■ Short exercise
Take the material below and write it all out again exactly.

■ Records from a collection
--- Begin ---

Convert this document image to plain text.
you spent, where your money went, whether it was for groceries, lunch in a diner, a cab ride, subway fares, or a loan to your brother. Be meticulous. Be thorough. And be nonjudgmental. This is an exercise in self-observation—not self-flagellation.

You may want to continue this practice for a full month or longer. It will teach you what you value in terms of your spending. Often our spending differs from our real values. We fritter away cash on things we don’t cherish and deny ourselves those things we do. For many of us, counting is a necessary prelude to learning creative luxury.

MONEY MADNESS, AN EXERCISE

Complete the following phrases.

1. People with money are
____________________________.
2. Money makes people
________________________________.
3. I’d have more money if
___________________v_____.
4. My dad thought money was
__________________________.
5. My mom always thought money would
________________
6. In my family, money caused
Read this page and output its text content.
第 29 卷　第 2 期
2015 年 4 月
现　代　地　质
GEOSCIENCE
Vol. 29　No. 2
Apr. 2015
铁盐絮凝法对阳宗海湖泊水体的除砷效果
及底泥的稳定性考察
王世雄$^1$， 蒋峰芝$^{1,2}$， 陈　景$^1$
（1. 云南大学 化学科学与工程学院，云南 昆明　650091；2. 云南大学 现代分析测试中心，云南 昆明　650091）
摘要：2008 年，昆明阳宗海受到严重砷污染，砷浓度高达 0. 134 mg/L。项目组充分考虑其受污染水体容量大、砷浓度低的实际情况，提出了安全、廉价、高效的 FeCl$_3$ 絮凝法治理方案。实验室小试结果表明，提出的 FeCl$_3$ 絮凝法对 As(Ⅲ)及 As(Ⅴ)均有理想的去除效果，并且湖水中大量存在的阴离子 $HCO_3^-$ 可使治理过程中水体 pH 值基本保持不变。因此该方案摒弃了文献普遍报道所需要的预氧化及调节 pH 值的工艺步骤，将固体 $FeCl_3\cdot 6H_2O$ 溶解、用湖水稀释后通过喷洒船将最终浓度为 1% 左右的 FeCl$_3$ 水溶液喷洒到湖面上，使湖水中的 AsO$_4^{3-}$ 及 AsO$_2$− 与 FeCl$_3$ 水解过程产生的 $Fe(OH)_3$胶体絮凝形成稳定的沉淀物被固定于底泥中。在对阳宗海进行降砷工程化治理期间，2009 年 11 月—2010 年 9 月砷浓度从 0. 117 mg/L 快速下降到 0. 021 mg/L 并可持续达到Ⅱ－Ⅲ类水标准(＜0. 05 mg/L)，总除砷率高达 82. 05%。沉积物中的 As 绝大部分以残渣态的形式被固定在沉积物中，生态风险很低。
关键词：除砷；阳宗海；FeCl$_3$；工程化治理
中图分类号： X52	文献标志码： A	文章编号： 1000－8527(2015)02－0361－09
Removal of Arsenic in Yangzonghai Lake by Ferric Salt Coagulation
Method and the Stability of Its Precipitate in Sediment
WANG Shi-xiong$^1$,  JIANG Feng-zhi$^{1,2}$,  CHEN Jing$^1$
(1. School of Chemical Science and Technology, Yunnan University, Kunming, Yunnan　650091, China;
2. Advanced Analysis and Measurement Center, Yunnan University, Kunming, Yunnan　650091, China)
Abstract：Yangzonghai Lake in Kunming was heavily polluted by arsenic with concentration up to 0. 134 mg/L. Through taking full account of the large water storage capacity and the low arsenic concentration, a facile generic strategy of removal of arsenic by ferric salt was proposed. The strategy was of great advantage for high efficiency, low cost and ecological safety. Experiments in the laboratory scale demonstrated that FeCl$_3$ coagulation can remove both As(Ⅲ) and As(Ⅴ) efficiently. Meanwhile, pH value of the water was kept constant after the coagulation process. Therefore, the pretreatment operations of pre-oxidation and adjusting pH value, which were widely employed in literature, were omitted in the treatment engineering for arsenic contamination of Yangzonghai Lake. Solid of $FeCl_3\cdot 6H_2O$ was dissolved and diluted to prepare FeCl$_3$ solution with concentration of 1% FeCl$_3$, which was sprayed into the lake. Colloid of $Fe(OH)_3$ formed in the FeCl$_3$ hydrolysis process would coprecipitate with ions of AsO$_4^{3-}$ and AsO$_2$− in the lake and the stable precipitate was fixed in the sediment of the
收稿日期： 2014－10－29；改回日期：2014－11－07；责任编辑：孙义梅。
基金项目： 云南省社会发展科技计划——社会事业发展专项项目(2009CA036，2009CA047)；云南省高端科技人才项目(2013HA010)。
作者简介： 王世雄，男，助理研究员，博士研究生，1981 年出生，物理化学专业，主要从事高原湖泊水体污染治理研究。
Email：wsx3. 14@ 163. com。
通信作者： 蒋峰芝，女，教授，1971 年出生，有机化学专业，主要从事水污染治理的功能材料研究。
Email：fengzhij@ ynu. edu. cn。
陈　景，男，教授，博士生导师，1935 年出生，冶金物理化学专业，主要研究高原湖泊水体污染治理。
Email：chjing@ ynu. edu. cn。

--- End ---

■ Answer for the task
Convert this document image to plain text.
you spent, where your money went, whether it was for groceries, lunch in a diner, a cab ride, subway fares, or a loan to your brother. Be meticulous. Be thorough. And be nonjudgmental. This is an exercise in self-observation—not self-flagellation.

You may want to continue this practice for a full month or longer. It will teach you what you value in terms of your spending. Often our spending differs from our real values. We fritter away cash on things we don’t cherish and deny ourselves those things we do. For many of us, counting is a necessary prelude to learning creative luxury.

MONEY MADNESS, AN EXERCISE

Complete the following phrases.

1. People with money are
____________________________.
2. Money makes people
________________________________.
3. I’d have more money if
___________________v_____.
4. My dad thought money was
__________________________.
5. My mom always thought money would
________________
6. In my family, money caused
Read this page and output its text content.
第 29 卷　第 2 期
2015 年 4 月
现　代　地　质
GEOSCIENCE
Vol. 29　No. 2
Apr. 2015
铁盐絮凝法对阳宗海湖泊水体的除砷效果
及底泥的稳定性考察
王世雄$^1$， 蒋峰芝$^{1,2}$， 陈　景$^1$
（1. 云南大学 化学科学与工程学院，云南 昆明　650091；2. 云南大学 现代分析测试中心，云南 昆明　650091）
摘要：2008 年，昆明阳宗海受到严重砷污染，砷浓度高达 0. 134 mg/L。项目组充分考虑其受污染水体容量大、砷浓度低的实际情况，提出了安全、廉价、高效的 FeCl$_3$ 絮凝法治理方案。实验室小试结果表明，提出的 FeCl$_3$ 絮凝法对 As(Ⅲ)及 As(Ⅴ)均有理想的去除效果，并且湖水中大量存在的阴离子 $HCO_3^-$ 可使治理过程中水体 pH 值基本保持不变。因此该方案摒弃了文献普遍报道所需要的预氧化及调节 pH 值的工艺步骤，将固体 $FeCl_3\cdot 6H_2O$ 溶解、用湖水稀释后通过喷洒船将最终浓度为 1% 左右的 FeCl$_3$ 水溶液喷洒到湖面上，使湖水中的 AsO$_4^{3-}$ 及 AsO$_2$− 与 FeCl$_3$ 水解过程产生的 $Fe(OH)_3$胶体絮凝形成稳定的沉淀物被固定于底泥中。在对阳宗海进行降砷工程化治理期间，2009 年 11 月—2010 年 9 月砷浓度从 0. 117 mg/L 快速下降到 0. 021 mg/L 并可持续达到Ⅱ－Ⅲ类水标准(＜0. 05 mg/L)，总除砷率高达 82. 05%。沉积物中的 As 绝大部分以残渣态的形式被固定在沉积物中，生态风险很低。
关键词：除砷；阳宗海；FeCl$_3$；工程化治理
中图分类号： X52	文献标志码： A	文章编号： 1000－8527(2015)02－0361－09
Removal of Arsenic in Yangzonghai Lake by Ferric Salt Coagulation
Method and the Stability of Its Precipitate in Sediment
WANG Shi-xiong$^1$,  JIANG Feng-zhi$^{1,2}$,  CHEN Jing$^1$
(1. School of Chemical Science and Technology, Yunnan University, Kunming, Yunnan　650091, China;
2. Advanced Analysis and Measurement Center, Yunnan University, Kunming, Yunnan　650091, China)
Abstract：Yangzonghai Lake in Kunming was heavily polluted by arsenic with concentration up to 0. 134 mg/L. Through taking full account of the large water storage capacity and the low arsenic concentration, a facile generic strategy of removal of arsenic by ferric salt was proposed. The strategy was of great advantage for high efficiency, low cost and ecological safety. Experiments in the laboratory scale demonstrated that FeCl$_3$ coagulation can remove both As(Ⅲ) and As(Ⅴ) efficiently. Meanwhile, pH value of the water was kept constant after the coagulation process. Therefore, the pretreatment operations of pre-oxidation and adjusting pH value, which were widely employed in literature, were omitted in the treatment engineering for arsenic contamination of Yangzonghai Lake. Solid of $FeCl_3\cdot 6H_2O$ was dissolved and diluted to prepare FeCl$_3$ solution with concentration of 1% FeCl$_3$, which was sprayed into the lake. Colloid of $Fe(OH)_3$ formed in the FeCl$_3$ hydrolysis process would coprecipitate with ions of AsO$_4^{3-}$ and AsO$_2$− in the lake and the stable precipitate was fixed in the sediment of the
收稿日期： 2014－10－29；改回日期：2014－11－07；责任编辑：孙义梅。
基金项目： 云南省社会发展科技计划——社会事业发展专项项目(2009CA036，2009CA047)；云南省高端科技人才项目(2013HA010)。
作者简介： 王世雄，男，助理研究员，博士研究生，1981 年出生，物理化学专业，主要从事高原湖泊水体污染治理研究。
Email：wsx3. 14@ 163. com。
通信作者： 蒋峰芝，女，教授，1971 年出生，有机化学专业，主要从事水污染治理的功能材料研究。
Email：fengzhij@ ynu. edu. cn。
陈　景，男，教授，博士生导师，1935 年出生，冶金物理化学专业，主要研究高原湖泊水体污染治理。
Email：chjing@ ynu. edu. cn。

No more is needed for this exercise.